**Extract provided**
__________________________________________________

This is not what I need advice about. It's something that could make this semester better or worse. Growing up, I learned that if there is something worth fighting for, then fight for it. I have kept doing that through my life, however, I have hit a serious road block that makes me want to quit fighting. Now before some of you jump to the conclusion that it is in regards to medical school, have no fear. My dream has not changed. It's actually incredibly small and superficial and yet it has been the hardest thing I have dealt with in the past six months.
As many of you know, I joined a National Co-Ed Honor Fraternity. It has truly changed my life. I have very close friends who I met through the brotherhood. I am more involved in activities and I enjoy classes more because I have study buddies who happen to be my brothers. However, last semester a major conflict rocked our chapter's world. Honestly, nothing has changed. There is a particular individual who has personally attacked me and I feel like I should not verbally respond in fear that I might say something that shouldn't be said. (If you can't say something nice, don't say anything at all.) That's all I will say about the extent of the issue since it is a personal issue between brothers.
Over the break, the issue was dropped, until 2 days ago. I am stuck between a rock and a hard place. I feel as though I should stand up for myself since I, as well as several others, have been wronged, but I also feel as though I just want to quit. I have more important things in my life that require my attention. I've invested too much time to quit the fraternity, but the lack of accountability and support from other brothers have made me wonder if it is really worth it. I'm just having a hard time. What do I do? Do I fight? Do I risk saying something that shouldn't be said? Do I end up losing the friendship I have with some of the brothers that have become some of my closest friends? Or do I forget it entirely? Move on? Quit? I don't know.
I know, this is a childish, superficial post, but really that is all the argument is. I don't feel as though I did anything wrong. No, I know I didn't do anything wrong. You know when you're little and you do something that you weren't supposed to do, but you told your parents that you didn't do it, but deep down you feel guilty because you know it was wrong. Yea, it's not like that. I don't feel guilt for anything I've said or done. So why is this so hard? I don't know. Just leave a comment and give me a little advice as to what to do. What has worked for you if you have been in this situation? What would you do if you were in my situation? Now's the time I need advice that Yoda would give Luke Skywalker or Mr. Miyagi give to his Karate Kid. Seriously. Please comment.
2 comments:
Pray! not just the prayer that you would do on a daily basis - but go somewhere quiet - by yourself, eliinate all from your mind and spend time with "Him" After a few hours - you will definitely know where your heart is leading you. It is seldom that I spend the time that I need to to prayer - but when I have an issue that really is out of my hands - I turn it over to "Him" in prayer and after that = there is always clear direction!
love ya
mommy
Ditto to what your mom said. Prayer is the answer.

__________________________________________________

**Records shown**
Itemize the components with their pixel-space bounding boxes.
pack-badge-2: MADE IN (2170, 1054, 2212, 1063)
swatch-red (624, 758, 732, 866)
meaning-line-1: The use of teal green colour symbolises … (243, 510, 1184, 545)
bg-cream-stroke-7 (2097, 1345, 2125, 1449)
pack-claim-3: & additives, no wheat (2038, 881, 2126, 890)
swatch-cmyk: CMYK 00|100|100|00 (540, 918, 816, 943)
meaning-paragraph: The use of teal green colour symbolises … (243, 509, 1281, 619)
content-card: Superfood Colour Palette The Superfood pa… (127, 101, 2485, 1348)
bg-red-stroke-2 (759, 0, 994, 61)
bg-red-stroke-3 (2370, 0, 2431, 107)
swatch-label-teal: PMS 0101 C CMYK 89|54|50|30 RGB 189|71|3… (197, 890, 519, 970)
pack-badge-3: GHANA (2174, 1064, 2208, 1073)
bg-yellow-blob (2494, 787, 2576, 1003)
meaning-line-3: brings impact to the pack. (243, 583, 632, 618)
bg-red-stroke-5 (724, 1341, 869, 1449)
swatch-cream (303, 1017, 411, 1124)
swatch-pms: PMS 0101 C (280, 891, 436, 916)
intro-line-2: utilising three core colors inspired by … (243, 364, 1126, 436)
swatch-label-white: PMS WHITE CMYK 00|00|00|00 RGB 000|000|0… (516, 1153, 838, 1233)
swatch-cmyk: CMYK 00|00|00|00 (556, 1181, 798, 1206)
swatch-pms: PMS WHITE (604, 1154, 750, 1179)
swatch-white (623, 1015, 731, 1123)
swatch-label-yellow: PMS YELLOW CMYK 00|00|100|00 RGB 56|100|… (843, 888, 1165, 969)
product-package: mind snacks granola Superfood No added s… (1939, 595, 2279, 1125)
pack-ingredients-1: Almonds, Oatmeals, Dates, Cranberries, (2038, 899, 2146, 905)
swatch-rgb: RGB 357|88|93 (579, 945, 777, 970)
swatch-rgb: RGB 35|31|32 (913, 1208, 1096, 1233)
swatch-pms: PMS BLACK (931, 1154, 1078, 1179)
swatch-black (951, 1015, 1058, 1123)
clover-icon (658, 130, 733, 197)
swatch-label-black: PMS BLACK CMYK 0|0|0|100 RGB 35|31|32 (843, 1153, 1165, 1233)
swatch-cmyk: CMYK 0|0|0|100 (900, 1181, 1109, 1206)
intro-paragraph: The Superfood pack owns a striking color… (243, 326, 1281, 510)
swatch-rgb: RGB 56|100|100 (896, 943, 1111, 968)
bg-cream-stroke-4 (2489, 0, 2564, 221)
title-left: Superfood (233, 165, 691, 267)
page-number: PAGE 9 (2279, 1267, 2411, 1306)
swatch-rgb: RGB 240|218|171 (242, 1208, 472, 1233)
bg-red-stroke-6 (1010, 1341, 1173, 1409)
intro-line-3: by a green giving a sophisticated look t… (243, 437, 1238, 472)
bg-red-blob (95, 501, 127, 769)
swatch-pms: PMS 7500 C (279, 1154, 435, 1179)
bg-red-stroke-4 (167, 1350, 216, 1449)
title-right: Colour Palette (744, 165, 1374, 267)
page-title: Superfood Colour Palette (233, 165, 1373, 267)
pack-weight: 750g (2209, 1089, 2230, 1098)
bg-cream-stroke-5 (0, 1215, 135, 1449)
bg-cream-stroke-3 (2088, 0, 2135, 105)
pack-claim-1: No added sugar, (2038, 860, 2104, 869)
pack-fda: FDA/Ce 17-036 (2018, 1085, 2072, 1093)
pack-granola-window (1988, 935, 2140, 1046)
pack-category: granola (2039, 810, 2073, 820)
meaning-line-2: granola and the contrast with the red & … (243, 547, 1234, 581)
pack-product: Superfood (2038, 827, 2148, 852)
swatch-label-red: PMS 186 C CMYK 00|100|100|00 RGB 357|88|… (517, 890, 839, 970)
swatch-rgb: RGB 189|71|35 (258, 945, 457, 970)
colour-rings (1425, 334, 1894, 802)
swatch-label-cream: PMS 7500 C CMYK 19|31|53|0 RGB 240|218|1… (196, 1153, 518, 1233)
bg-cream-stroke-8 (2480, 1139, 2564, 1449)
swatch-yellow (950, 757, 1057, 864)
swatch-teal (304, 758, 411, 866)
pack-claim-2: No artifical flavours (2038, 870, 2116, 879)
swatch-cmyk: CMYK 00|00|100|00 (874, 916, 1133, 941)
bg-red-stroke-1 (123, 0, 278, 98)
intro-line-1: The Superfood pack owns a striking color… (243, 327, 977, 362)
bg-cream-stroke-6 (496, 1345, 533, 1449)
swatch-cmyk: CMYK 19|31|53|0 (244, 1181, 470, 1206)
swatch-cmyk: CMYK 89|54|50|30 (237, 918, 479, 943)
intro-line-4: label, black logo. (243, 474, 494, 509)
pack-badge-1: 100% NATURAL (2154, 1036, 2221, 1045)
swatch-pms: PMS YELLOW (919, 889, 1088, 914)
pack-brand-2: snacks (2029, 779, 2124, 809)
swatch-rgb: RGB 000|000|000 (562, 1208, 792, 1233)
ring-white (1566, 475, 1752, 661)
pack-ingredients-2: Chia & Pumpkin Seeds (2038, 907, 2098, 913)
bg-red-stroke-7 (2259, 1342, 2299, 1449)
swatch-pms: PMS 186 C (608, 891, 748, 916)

__________________________________________________

From the post about the fraternity conflict, extract the passage that begins at the words "I know, this" and stops after "Seriously. Please comment.". The listing has nothing to do with the post about the fraternity conflict.

I know, this is a childish, superficial post, but really that is all the argument is. I don't feel as though I did anything wrong. No, I know I didn't do anything wrong. You know when you're little and you do something that you weren't supposed to do, but you told your parents that you didn't do it, but deep down you feel guilty because you know it was wrong. Yea, it's not like that. I don't feel guilt for anything I've said or done. So why is this so hard? I don't know. Just leave a comment and give me a little advice as to what to do. What has worked for you if you have been in this situation? What would you do if you were in my situation? Now's the time I need advice that Yoda would give Luke Skywalker or Mr. Miyagi give to his Karate Kid. Seriously. Please comment.